- INSTRUCTIONS FOR THE TASK
Report the number of lines in these entries that contain "this". Write only the number.

- Dataset items
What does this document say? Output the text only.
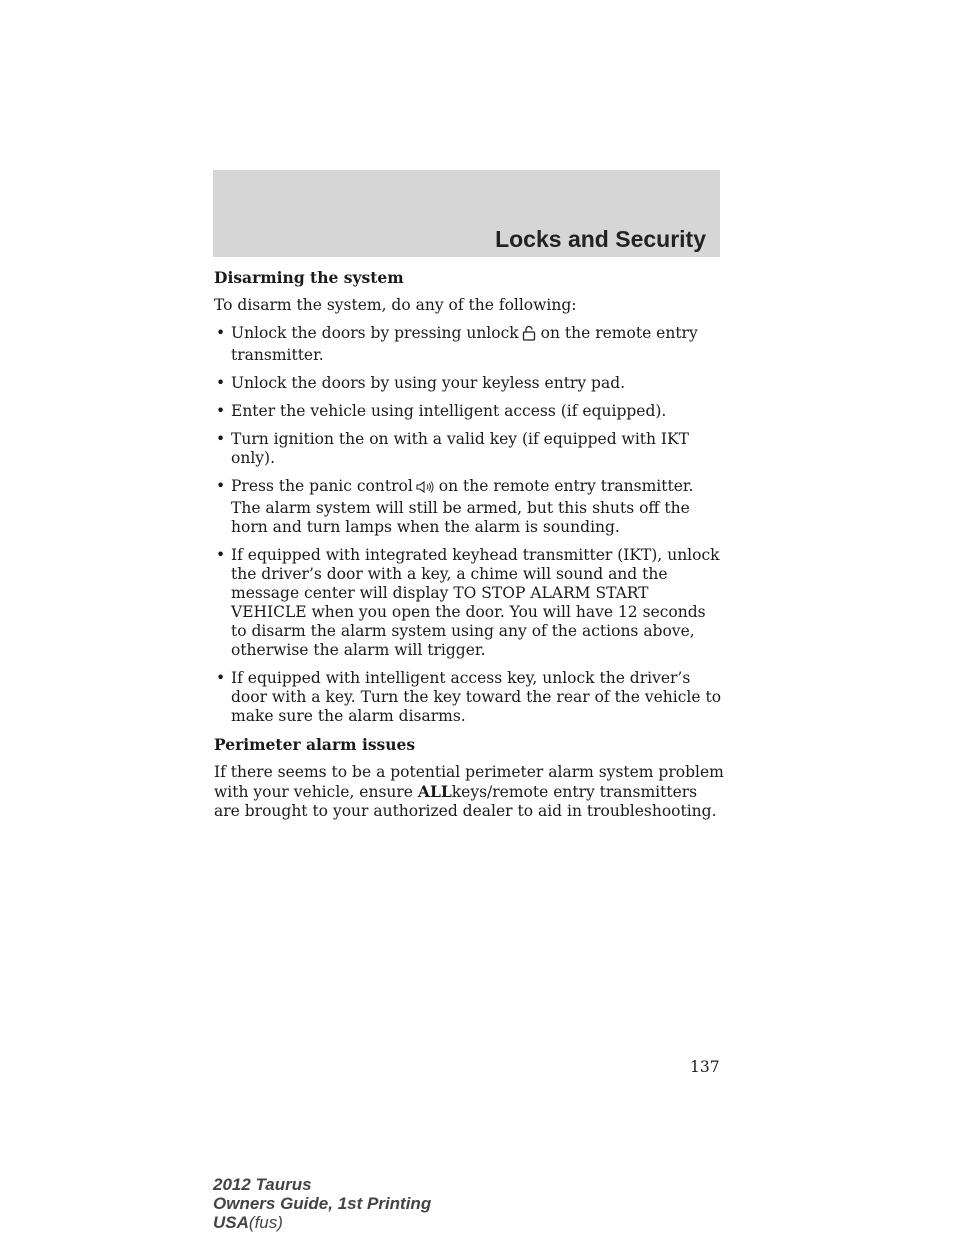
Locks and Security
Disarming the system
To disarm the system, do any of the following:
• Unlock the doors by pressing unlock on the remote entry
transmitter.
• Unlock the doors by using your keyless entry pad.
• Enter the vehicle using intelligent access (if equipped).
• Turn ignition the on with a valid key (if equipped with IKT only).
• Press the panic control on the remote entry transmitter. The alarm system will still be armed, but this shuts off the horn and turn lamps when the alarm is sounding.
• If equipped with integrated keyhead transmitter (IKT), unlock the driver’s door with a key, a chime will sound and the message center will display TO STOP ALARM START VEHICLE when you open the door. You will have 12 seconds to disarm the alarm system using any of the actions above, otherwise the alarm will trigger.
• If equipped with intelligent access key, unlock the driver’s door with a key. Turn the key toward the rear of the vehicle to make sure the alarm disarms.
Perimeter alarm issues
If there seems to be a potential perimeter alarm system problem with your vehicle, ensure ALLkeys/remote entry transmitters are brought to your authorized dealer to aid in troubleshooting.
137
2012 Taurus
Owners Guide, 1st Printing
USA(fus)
==
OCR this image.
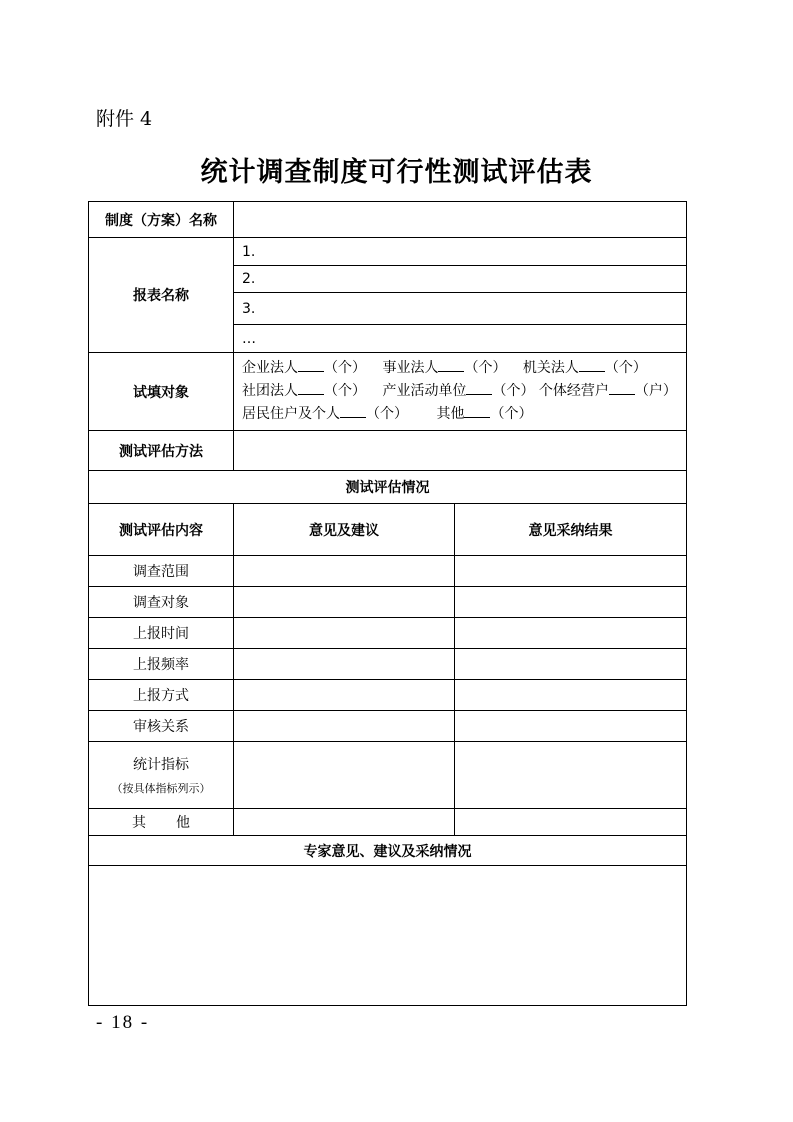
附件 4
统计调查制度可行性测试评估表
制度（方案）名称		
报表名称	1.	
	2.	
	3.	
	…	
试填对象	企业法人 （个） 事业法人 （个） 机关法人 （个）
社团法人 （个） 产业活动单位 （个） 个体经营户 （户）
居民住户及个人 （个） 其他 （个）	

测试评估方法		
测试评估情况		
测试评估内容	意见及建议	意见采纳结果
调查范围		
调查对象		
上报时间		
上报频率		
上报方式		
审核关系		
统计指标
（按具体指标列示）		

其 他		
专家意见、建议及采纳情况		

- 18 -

- EXPECTED ANSWER
3